■ QUOTED TEXT ■
## Start

The JOBS Act, Title III is a large body of work that once unraveled requires thoughtfulness to all constituents in the ecosystem, Intermediaries (broker dealers/ funding portals), issuers, investors, third party providers, and so forth. The rules have to be developed in a such a way that will allow for implementation, growth, and sustainability while ensuring investor protection remains at the forefront of the industry.
When it comes to investors, it still isn’t clear if accredited investors will be subject to the same limitations and regulations as non-accredited investors for crowdfunding offerings. This could be a disincentive for accredited investors to participate if they will be required to follow the same rules.
As far as portals go, sticky regulatory issues include the distinction between investment education and advising. Portals have to be very careful to offer as much investor education as possible without triggering investment advisor regulations. As it stands, portals are not permitted to give investment advice; however, they are required to provide investor education. What’s the difference? I have no idea. It’s a very fine line to walk.
There are two important issues that issuers and entrepreneurs face. First, the issuer is going to have to get comfortable with disclosing a large amount of information to the general public including their business plan, their financials and criminal background. Most entrepreneurs hold their “secret sauce” very close to them and they won’t feel comfortable sharing that information – they won’t have that luxury with crowdfunding.
Secondly, entrepreneurs have to know up front whether they want to raise money from friends and family, accredited investors or the crowd. Due to the fact that each of these three offerings falls under different exemptions to security regulations, they will not be able to mix and match. So, taking these two issues together, if an entrepreneur is not comfortable sharing detailed information about their self and business, and they believe they will be able to raise money through friends and family and accredited investors combined, crowdfunding may not be the best choice for them. Along those same lines, should an issuer have a compelling idea, but no built in network of friends and family or strong relationships with very high net worth individuals, crowdfunding may be a very attractive alternative.

## End

■ STATED PROBLEM 1 ■
According to the JOBS Act text, what are portals not permitted to give?
■ STATED PROBLEM 2 ■
Return the JOBS Act text from "When it comes" to "line to walk.", copied word for word.
The items that follow come from a different source than the JOBS Act text.

■ DATASET EXCERPTS ■
## Start

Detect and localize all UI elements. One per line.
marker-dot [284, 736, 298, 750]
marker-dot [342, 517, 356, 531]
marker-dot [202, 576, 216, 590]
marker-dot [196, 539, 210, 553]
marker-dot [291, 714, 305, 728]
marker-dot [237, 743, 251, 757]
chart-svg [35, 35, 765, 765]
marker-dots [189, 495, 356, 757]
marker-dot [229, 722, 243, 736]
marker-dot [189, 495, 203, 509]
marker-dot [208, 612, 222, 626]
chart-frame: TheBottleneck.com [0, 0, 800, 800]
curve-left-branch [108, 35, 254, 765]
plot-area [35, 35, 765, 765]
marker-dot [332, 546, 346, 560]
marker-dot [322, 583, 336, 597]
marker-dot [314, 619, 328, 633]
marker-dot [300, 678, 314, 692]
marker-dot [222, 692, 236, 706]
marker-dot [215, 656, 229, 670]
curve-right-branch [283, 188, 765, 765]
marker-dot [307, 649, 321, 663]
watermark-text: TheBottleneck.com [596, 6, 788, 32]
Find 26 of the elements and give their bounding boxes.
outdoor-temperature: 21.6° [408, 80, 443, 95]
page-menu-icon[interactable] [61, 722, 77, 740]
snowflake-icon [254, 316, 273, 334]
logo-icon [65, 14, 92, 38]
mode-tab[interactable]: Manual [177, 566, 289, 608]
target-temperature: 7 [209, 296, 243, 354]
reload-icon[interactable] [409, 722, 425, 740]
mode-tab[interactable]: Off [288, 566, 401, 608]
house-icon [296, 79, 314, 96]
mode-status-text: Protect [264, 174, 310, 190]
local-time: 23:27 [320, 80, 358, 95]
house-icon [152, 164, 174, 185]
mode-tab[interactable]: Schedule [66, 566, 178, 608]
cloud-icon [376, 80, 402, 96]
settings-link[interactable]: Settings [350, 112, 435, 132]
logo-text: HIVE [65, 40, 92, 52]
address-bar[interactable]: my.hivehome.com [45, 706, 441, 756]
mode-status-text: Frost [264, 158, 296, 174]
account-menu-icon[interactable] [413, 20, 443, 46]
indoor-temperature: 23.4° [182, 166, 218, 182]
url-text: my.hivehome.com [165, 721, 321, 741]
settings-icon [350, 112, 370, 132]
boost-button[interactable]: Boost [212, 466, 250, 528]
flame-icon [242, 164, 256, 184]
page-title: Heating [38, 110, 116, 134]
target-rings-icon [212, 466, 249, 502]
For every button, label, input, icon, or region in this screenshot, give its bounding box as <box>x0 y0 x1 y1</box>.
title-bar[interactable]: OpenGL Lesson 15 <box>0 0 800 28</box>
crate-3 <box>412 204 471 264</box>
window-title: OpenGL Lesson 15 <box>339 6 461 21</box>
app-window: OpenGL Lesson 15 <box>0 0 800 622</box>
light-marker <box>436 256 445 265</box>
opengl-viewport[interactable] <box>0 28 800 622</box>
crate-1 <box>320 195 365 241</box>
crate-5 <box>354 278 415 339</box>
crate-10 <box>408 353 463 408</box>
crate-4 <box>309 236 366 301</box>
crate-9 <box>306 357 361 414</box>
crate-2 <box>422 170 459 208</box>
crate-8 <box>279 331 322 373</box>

## End

■ EXERCISE ANSWER 1 ■
Portals are not permitted to give investment advice.

■ EXERCISE ANSWER 2 ■
When it comes to investors, it still isn’t clear if accredited investors will be subject to the same limitations and regulations as non-accredited investors for crowdfunding offerings. This could be a disincentive for accredited investors to participate if they will be required to follow the same rules.
As far as portals go, sticky regulatory issues include the distinction between investment education and advising. Portals have to be very careful to offer as much investor education as possible without triggering investment advisor regulations. As it stands, portals are not permitted to give investment advice; however, they are required to provide investor education. What’s the difference? I have no idea. It’s a very fine line to walk.